▶ [EXERCISE DESCRIPTION]:
Reproduce the records below exactly as given.

Figure collection entries
* * * * * * *

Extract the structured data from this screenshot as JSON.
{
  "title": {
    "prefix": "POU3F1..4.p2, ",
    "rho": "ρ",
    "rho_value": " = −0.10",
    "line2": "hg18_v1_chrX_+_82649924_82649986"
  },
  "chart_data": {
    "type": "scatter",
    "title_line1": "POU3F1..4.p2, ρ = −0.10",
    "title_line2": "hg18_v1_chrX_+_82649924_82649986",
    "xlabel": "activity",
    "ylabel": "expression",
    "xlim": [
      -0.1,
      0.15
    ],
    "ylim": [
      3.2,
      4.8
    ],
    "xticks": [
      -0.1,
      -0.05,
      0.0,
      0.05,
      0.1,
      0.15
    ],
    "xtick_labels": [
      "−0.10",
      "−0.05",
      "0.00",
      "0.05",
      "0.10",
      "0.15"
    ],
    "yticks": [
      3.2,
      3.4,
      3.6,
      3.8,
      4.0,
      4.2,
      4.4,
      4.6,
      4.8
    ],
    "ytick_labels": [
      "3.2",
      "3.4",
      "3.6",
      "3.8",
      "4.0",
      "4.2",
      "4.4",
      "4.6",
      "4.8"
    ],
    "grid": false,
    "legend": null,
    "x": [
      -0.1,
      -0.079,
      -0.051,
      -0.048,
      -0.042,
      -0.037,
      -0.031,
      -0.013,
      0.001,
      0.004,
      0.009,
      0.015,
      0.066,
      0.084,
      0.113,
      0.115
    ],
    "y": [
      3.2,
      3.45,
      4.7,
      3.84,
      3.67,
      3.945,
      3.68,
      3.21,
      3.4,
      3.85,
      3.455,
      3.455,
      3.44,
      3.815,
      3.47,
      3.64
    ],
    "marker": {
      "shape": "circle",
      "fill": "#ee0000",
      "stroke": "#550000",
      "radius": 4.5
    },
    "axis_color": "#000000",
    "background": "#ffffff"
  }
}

* * * * * * *

▶ [EXPECTED OUTPUT]:
Extract the structured data from this screenshot as JSON.
{
  "title": {
    "prefix": "POU3F1..4.p2, ",
    "rho": "ρ",
    "rho_value": " = −0.10",
    "line2": "hg18_v1_chrX_+_82649924_82649986"
  },
  "chart_data": {
    "type": "scatter",
    "title_line1": "POU3F1..4.p2, ρ = −0.10",
    "title_line2": "hg18_v1_chrX_+_82649924_82649986",
    "xlabel": "activity",
    "ylabel": "expression",
    "xlim": [
      -0.1,
      0.15
    ],
    "ylim": [
      3.2,
      4.8
    ],
    "xticks": [
      -0.1,
      -0.05,
      0.0,
      0.05,
      0.1,
      0.15
    ],
    "xtick_labels": [
      "−0.10",
      "−0.05",
      "0.00",
      "0.05",
      "0.10",
      "0.15"
    ],
    "yticks": [
      3.2,
      3.4,
      3.6,
      3.8,
      4.0,
      4.2,
      4.4,
      4.6,
      4.8
    ],
    "ytick_labels": [
      "3.2",
      "3.4",
      "3.6",
      "3.8",
      "4.0",
      "4.2",
      "4.4",
      "4.6",
      "4.8"
    ],
    "grid": false,
    "legend": null,
    "x": [
      -0.1,
      -0.079,
      -0.051,
      -0.048,
      -0.042,
      -0.037,
      -0.031,
      -0.013,
      0.001,
      0.004,
      0.009,
      0.015,
      0.066,
      0.084,
      0.113,
      0.115
    ],
    "y": [
      3.2,
      3.45,
      4.7,
      3.84,
      3.67,
      3.945,
      3.68,
      3.21,
      3.4,
      3.85,
      3.455,
      3.455,
      3.44,
      3.815,
      3.47,
      3.64
    ],
    "marker": {
      "shape": "circle",
      "fill": "#ee0000",
      "stroke": "#550000",
      "radius": 4.5
    },
    "axis_color": "#000000",
    "background": "#ffffff"
  }
}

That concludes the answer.